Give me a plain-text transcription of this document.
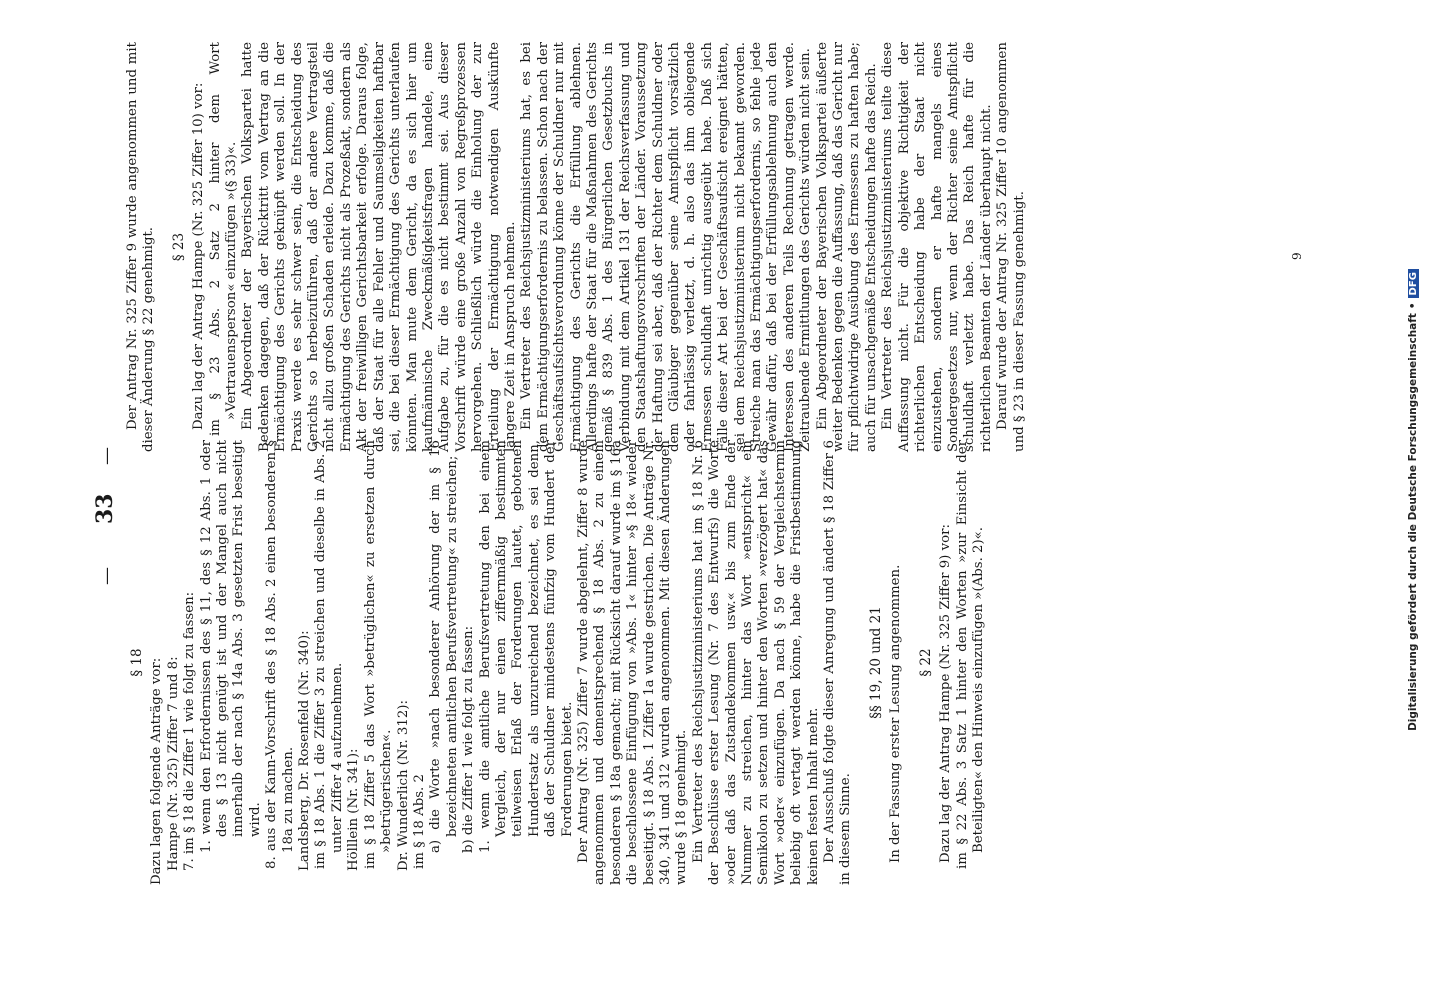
—
33
—

§ 18 Dazu lagen folgende Anträge vor: Hampe (Nr. 325) Ziffer 7 und 8: 7. im § 18 die Ziffer 1 wie folgt zu fassen: 1. wenn den Erfordernissen des § 11, des § 12 Abs. 1 oder des § 13 nicht genügt ist und der Mangel auch nicht innerhalb der nach § 14a Abs. 3 gesetzten Frist beseitigt wird. 8. aus der Kann-Vorschrift des § 18 Abs. 2 einen besonderen § 18a zu machen. Landsberg, Dr. Rosenfeld (Nr. 340): im § 18 Abs. 1 die Ziffer 3 zu streichen und dieselbe in Abs. 2 unter Ziffer 4 aufzunehmen. Hölllein (Nr. 341): im § 18 Ziffer 5 das Wort »betrüglichen« zu ersetzen durch »betrügerischen«. Dr. Wunderlich (Nr. 312): im § 18 Abs. 2 a) die Worte »nach besonderer Anhörung der im § 16 bezeichneten amtlichen Berufsvertretung« zu streichen; b) die Ziffer 1 wie folgt zu fassen: 1. wenn die amtliche Berufsvertretung den bei einem Vergleich, der nur einen ziffernmäßig bestimmten teilweisen Erlaß der Forderungen lautet, gebotenen Hundertsatz als unzureichend bezeichnet, es sei denn, daß der Schuldner mindestens fünfzig vom Hundert der Forderungen bietet. Der Antrag (Nr. 325) Ziffer 7 wurde abgelehnt, Ziffer 8 wurde angenommen und dementsprechend § 18 Abs. 2 zu einem besonderen § 18a gemacht; mit Rücksicht darauf wurde im § 16a die beschlossene Einfügung von »Abs. 1« hinter »§ 18« wieder beseitigt. § 18 Abs. 1 Ziffer 1a wurde gestrichen. Die Anträge Nr. 340, 341 und 312 wurden angenommen. Mit diesen Änderungen wurde § 18 genehmigt. Ein Vertreter des Reichsjustizministeriums hat im § 18 Nr. 6 der Beschlüsse erster Lesung (Nr. 7 des Entwurfs) die Worte »oder daß das Zustandekommen usw.« bis zum Ende der Nummer zu streichen, hinter das Wort »entspricht« ein Semikolon zu setzen und hinter den Worten »verzögert hat« das Wort »oder« einzufügen. Da nach § 59 der Vergleichstermin beliebig oft vertagt werden könne, habe die Fristbestimmung keinen festen Inhalt mehr. Der Ausschuß folgte dieser Anregung und ändert § 18 Ziffer 6 in diesem Sinne.

§§ 19, 20 und 21 In der Fassung erster Lesung angenommen. § 22 Dazu lag der Antrag Hampe (Nr. 325 Ziffer 9) vor: im § 22 Abs. 3 Satz 1 hinter den Worten »zur Einsicht der Beteiligten« den Hinweis einzufügen »(Abs. 2)«.

Der Antrag Nr. 325 Ziffer 9 wurde angenommen und mit dieser Änderung § 22 genehmigt. § 23 Dazu lag der Antrag Hampe (Nr. 325 Ziffer 10) vor: im § 23 Abs. 2 Satz 2 hinter dem Wort »Vertrauensperson« einzufügen »(§ 33)«. Ein Abgeordneter der Bayerischen Volkspartei hatte Bedenken dagegen, daß der Rücktritt vom Vertrag an die Ermächtigung des Gerichts geknüpft werden soll. In der Praxis werde es sehr schwer sein, die Entscheidung des Gerichts so herbeizuführen, daß der andere Vertragsteil nicht allzu großen Schaden erleide. Dazu komme, daß die Ermächtigung des Gerichts nicht als Prozeßakt, sondern als Akt der freiwilligen Gerichtsbarkeit erfolge. Daraus folge, daß der Staat für alle Fehler und Saumseligkeiten haftbar sei, die bei dieser Ermächtigung des Gerichts unterlaufen könnten. Man mute dem Gericht, da es sich hier um kaufmännische Zweckmäßigkeitsfragen handele, eine Aufgabe zu, für die es nicht bestimmt sei. Aus dieser Vorschrift würde eine große Anzahl von Regreßprozessen hervorgehen. Schließlich würde die Einholung der zur Erteilung der Ermächtigung notwendigen Auskünfte längere Zeit in Anspruch nehmen. Ein Vertreter des Reichsjustizministeriums hat, es bei dem Ermächtigungserfordernis zu belassen. Schon nach der Geschäftsaufsichtsverordnung könne der Schuldner nur mit Ermächtigung des Gerichts die Erfüllung ablehnen. Allerdings hafte der Staat für die Maßnahmen des Gerichts gemäß § 839 Abs. 1 des Bürgerlichen Gesetzbuchs in Verbindung mit dem Artikel 131 der Reichsverfassung und den Staatshaftungsvorschriften der Länder. Voraussetzung der Haftung sei aber, daß der Richter dem Schuldner oder dem Gläubiger gegenüber seine Amtspflicht vorsätzlich oder fahrlässig verletzt, d. h. also das ihm obliegende Ermessen schuldhaft unrichtig ausgeübt habe. Daß sich Fälle dieser Art bei der Geschäftsaufsicht ereignet hätten, sei dem Reichsjustizministerium nicht bekannt geworden. Streiche man das Ermächtigungserfordernis, so fehle jede Gewähr dafür, daß bei der Erfüllungsablehnung auch den Interessen des anderen Teils Rechnung getragen werde. Zeitraubende Ermittlungen des Gerichts würden nicht sein. Ein Abgeordneter der Bayerischen Volkspartei äußerte weiter Bedenken gegen die Auffassung, daß das Gericht nur für pflichtwidrige Ausübung des Ermessens zu haften habe; auch für unsachgemäße Entscheidungen hafte das Reich. Ein Vertreter des Reichsjustizministeriums teilte diese Auffassung nicht. Für die objektive Richtigkeit der richterlichen Entscheidung habe der Staat nicht einzustehen, sondern er hafte mangels eines Sondergesetzes nur, wenn der Richter seine Amtspflicht schuldhaft verletzt habe. Das Reich hafte für die richterlichen Beamten der Länder überhaupt nicht. Darauf wurde der Antrag Nr. 325 Ziffer 10 angenommen und § 23 in dieser Fassung genehmigt.	9
Digitalisierung gefördert durch die Deutsche Forschungsgemeinschaft
•
DFG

• [Your goal] If a record holds a picture, leave the picture out and print everything else exactly.

• [Completed task]
Give me a plain-text transcription of this document.
—
33
—

§ 18 Dazu lagen folgende Anträge vor: Hampe (Nr. 325) Ziffer 7 und 8: 7. im § 18 die Ziffer 1 wie folgt zu fassen: 1. wenn den Erfordernissen des § 11, des § 12 Abs. 1 oder des § 13 nicht genügt ist und der Mangel auch nicht innerhalb der nach § 14a Abs. 3 gesetzten Frist beseitigt wird. 8. aus der Kann-Vorschrift des § 18 Abs. 2 einen besonderen § 18a zu machen. Landsberg, Dr. Rosenfeld (Nr. 340): im § 18 Abs. 1 die Ziffer 3 zu streichen und dieselbe in Abs. 2 unter Ziffer 4 aufzunehmen. Hölllein (Nr. 341): im § 18 Ziffer 5 das Wort »betrüglichen« zu ersetzen durch »betrügerischen«. Dr. Wunderlich (Nr. 312): im § 18 Abs. 2 a) die Worte »nach besonderer Anhörung der im § 16 bezeichneten amtlichen Berufsvertretung« zu streichen; b) die Ziffer 1 wie folgt zu fassen: 1. wenn die amtliche Berufsvertretung den bei einem Vergleich, der nur einen ziffernmäßig bestimmten teilweisen Erlaß der Forderungen lautet, gebotenen Hundertsatz als unzureichend bezeichnet, es sei denn, daß der Schuldner mindestens fünfzig vom Hundert der Forderungen bietet. Der Antrag (Nr. 325) Ziffer 7 wurde abgelehnt, Ziffer 8 wurde angenommen und dementsprechend § 18 Abs. 2 zu einem besonderen § 18a gemacht; mit Rücksicht darauf wurde im § 16a die beschlossene Einfügung von »Abs. 1« hinter »§ 18« wieder beseitigt. § 18 Abs. 1 Ziffer 1a wurde gestrichen. Die Anträge Nr. 340, 341 und 312 wurden angenommen. Mit diesen Änderungen wurde § 18 genehmigt. Ein Vertreter des Reichsjustizministeriums hat im § 18 Nr. 6 der Beschlüsse erster Lesung (Nr. 7 des Entwurfs) die Worte »oder daß das Zustandekommen usw.« bis zum Ende der Nummer zu streichen, hinter das Wort »entspricht« ein Semikolon zu setzen und hinter den Worten »verzögert hat« das Wort »oder« einzufügen. Da nach § 59 der Vergleichstermin beliebig oft vertagt werden könne, habe die Fristbestimmung keinen festen Inhalt mehr. Der Ausschuß folgte dieser Anregung und ändert § 18 Ziffer 6 in diesem Sinne.

§§ 19, 20 und 21 In der Fassung erster Lesung angenommen. § 22 Dazu lag der Antrag Hampe (Nr. 325 Ziffer 9) vor: im § 22 Abs. 3 Satz 1 hinter den Worten »zur Einsicht der Beteiligten« den Hinweis einzufügen »(Abs. 2)«.

Der Antrag Nr. 325 Ziffer 9 wurde angenommen und mit dieser Änderung § 22 genehmigt. § 23 Dazu lag der Antrag Hampe (Nr. 325 Ziffer 10) vor: im § 23 Abs. 2 Satz 2 hinter dem Wort »Vertrauensperson« einzufügen »(§ 33)«. Ein Abgeordneter der Bayerischen Volkspartei hatte Bedenken dagegen, daß der Rücktritt vom Vertrag an die Ermächtigung des Gerichts geknüpft werden soll. In der Praxis werde es sehr schwer sein, die Entscheidung des Gerichts so herbeizuführen, daß der andere Vertragsteil nicht allzu großen Schaden erleide. Dazu komme, daß die Ermächtigung des Gerichts nicht als Prozeßakt, sondern als Akt der freiwilligen Gerichtsbarkeit erfolge. Daraus folge, daß der Staat für alle Fehler und Saumseligkeiten haftbar sei, die bei dieser Ermächtigung des Gerichts unterlaufen könnten. Man mute dem Gericht, da es sich hier um kaufmännische Zweckmäßigkeitsfragen handele, eine Aufgabe zu, für die es nicht bestimmt sei. Aus dieser Vorschrift würde eine große Anzahl von Regreßprozessen hervorgehen. Schließlich würde die Einholung der zur Erteilung der Ermächtigung notwendigen Auskünfte längere Zeit in Anspruch nehmen. Ein Vertreter des Reichsjustizministeriums hat, es bei dem Ermächtigungserfordernis zu belassen. Schon nach der Geschäftsaufsichtsverordnung könne der Schuldner nur mit Ermächtigung des Gerichts die Erfüllung ablehnen. Allerdings hafte der Staat für die Maßnahmen des Gerichts gemäß § 839 Abs. 1 des Bürgerlichen Gesetzbuchs in Verbindung mit dem Artikel 131 der Reichsverfassung und den Staatshaftungsvorschriften der Länder. Voraussetzung der Haftung sei aber, daß der Richter dem Schuldner oder dem Gläubiger gegenüber seine Amtspflicht vorsätzlich oder fahrlässig verletzt, d. h. also das ihm obliegende Ermessen schuldhaft unrichtig ausgeübt habe. Daß sich Fälle dieser Art bei der Geschäftsaufsicht ereignet hätten, sei dem Reichsjustizministerium nicht bekannt geworden. Streiche man das Ermächtigungserfordernis, so fehle jede Gewähr dafür, daß bei der Erfüllungsablehnung auch den Interessen des anderen Teils Rechnung getragen werde. Zeitraubende Ermittlungen des Gerichts würden nicht sein. Ein Abgeordneter der Bayerischen Volkspartei äußerte weiter Bedenken gegen die Auffassung, daß das Gericht nur für pflichtwidrige Ausübung des Ermessens zu haften habe; auch für unsachgemäße Entscheidungen hafte das Reich. Ein Vertreter des Reichsjustizministeriums teilte diese Auffassung nicht. Für die objektive Richtigkeit der richterlichen Entscheidung habe der Staat nicht einzustehen, sondern er hafte mangels eines Sondergesetzes nur, wenn der Richter seine Amtspflicht schuldhaft verletzt habe. Das Reich hafte für die richterlichen Beamten der Länder überhaupt nicht. Darauf wurde der Antrag Nr. 325 Ziffer 10 angenommen und § 23 in dieser Fassung genehmigt.	9
Digitalisierung gefördert durch die Deutsche Forschungsgemeinschaft
•
DFG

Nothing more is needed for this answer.